# [PROBLEM]
Copy out each line that mentions the word "demand".

# [RECORDS TO PROCESS]
☆ ☆ ☆ ☆

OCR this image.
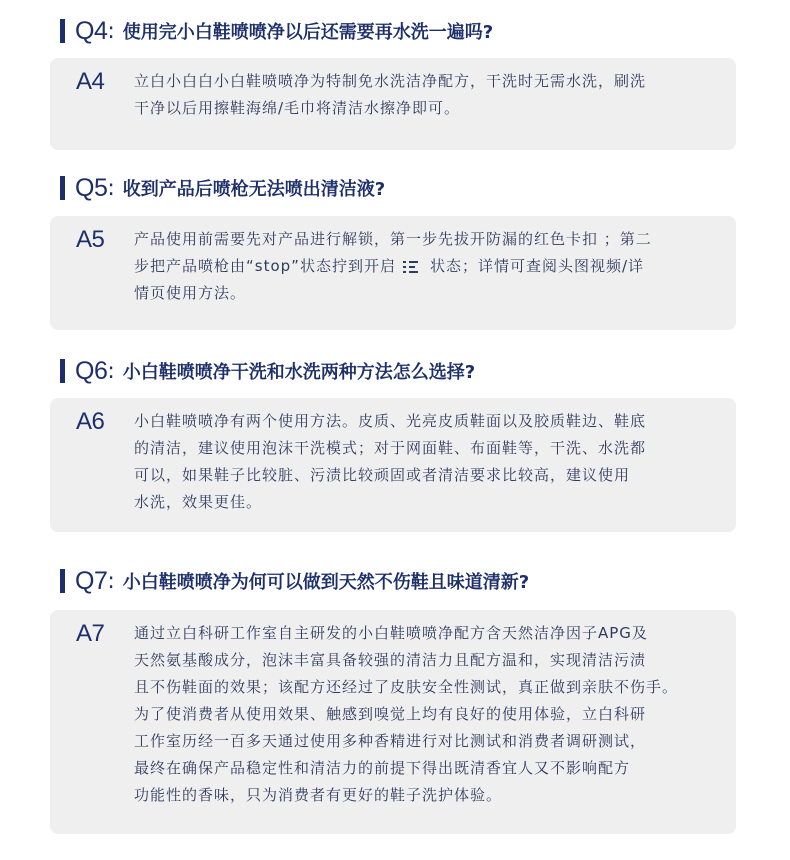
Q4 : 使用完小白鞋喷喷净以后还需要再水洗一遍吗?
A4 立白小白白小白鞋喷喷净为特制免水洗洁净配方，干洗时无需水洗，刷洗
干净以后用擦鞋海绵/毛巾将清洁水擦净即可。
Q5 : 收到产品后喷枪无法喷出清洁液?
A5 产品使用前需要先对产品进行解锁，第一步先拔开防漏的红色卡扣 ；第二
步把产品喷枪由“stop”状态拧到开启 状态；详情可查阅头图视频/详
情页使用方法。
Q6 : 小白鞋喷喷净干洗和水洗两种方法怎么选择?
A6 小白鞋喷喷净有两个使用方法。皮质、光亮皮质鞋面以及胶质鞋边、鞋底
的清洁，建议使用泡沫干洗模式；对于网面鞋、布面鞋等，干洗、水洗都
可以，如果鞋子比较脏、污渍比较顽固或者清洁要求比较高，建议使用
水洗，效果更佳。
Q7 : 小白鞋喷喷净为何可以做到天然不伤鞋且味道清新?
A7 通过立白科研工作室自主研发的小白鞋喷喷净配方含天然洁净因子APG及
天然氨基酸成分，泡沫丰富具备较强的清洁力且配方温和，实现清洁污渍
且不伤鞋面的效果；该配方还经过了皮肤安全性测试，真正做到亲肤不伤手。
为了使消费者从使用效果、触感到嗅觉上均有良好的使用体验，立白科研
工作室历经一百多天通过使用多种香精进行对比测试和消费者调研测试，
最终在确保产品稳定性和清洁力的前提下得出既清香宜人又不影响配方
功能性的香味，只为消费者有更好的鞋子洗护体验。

☆ ☆ ☆ ☆

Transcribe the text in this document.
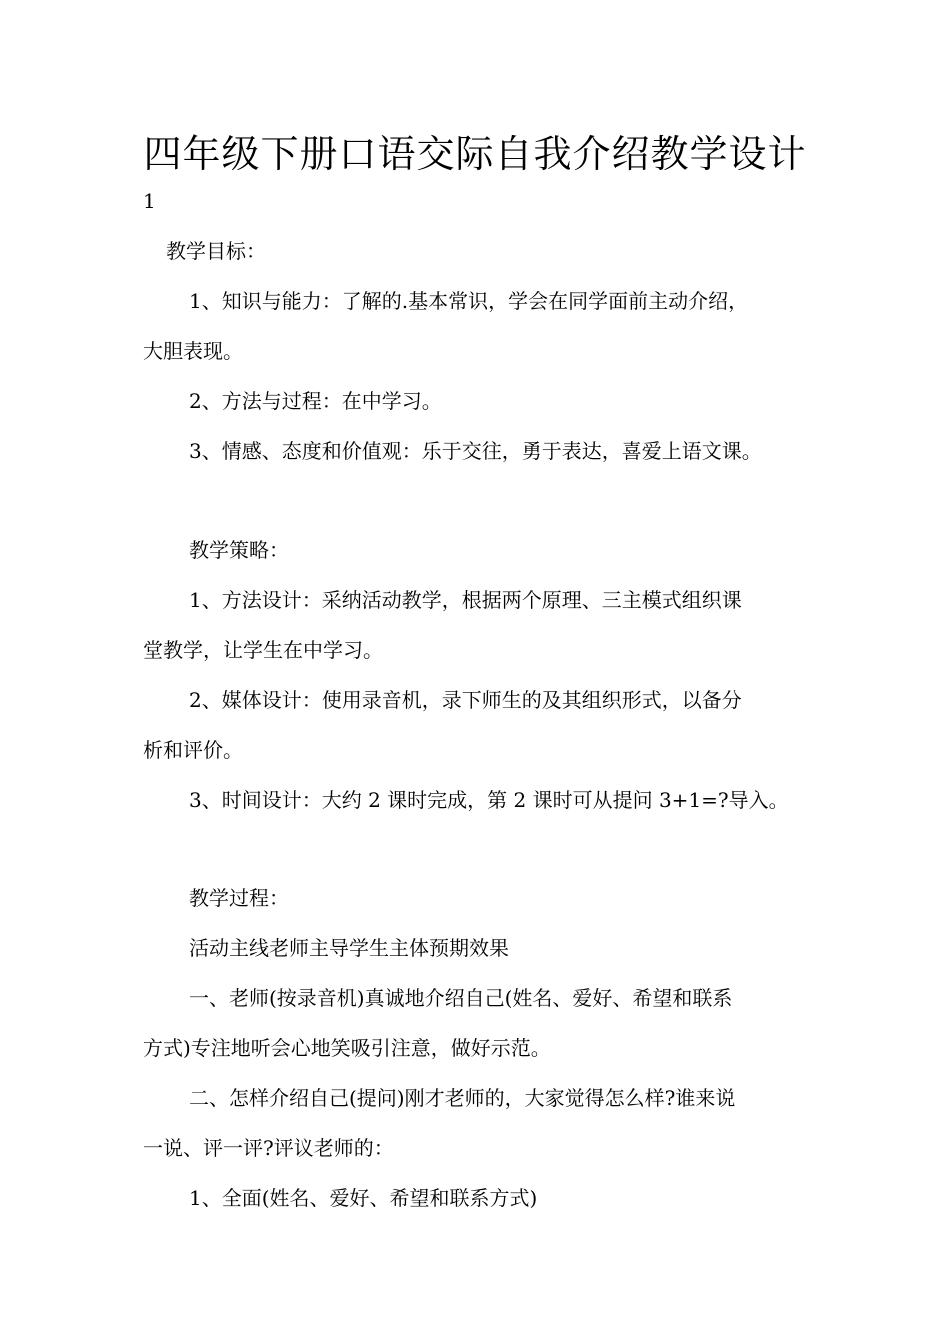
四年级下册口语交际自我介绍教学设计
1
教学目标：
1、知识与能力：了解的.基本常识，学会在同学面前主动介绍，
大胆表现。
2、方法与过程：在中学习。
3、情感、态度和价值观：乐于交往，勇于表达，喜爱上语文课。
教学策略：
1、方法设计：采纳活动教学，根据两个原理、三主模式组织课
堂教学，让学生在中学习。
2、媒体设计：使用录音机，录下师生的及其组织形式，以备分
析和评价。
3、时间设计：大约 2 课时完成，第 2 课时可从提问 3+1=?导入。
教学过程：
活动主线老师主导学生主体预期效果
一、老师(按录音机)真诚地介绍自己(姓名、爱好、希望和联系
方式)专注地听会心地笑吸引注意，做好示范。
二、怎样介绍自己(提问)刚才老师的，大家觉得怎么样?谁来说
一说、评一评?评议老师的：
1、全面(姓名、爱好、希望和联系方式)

☆ ☆ ☆ ☆

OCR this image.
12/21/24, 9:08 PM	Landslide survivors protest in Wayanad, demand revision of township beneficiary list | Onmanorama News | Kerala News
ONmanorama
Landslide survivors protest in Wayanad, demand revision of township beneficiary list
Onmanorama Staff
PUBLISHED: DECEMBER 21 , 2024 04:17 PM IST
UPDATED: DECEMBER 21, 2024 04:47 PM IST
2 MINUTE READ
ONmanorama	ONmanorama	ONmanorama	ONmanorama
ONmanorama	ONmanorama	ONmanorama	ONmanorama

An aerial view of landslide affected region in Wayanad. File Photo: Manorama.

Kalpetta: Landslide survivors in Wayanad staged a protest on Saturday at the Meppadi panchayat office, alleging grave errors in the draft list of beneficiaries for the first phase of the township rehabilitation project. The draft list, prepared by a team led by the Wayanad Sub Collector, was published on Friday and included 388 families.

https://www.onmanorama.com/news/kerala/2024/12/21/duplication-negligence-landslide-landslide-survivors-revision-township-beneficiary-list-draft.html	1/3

☆ ☆ ☆ ☆

# [SOLUTION FOR THIS EXERCISE]
12/21/24, 9:08 PM	Landslide survivors protest in Wayanad, demand revision of township beneficiary list | Onmanorama News | Kerala News
Landslide survivors protest in Wayanad, demand revision of township beneficiary list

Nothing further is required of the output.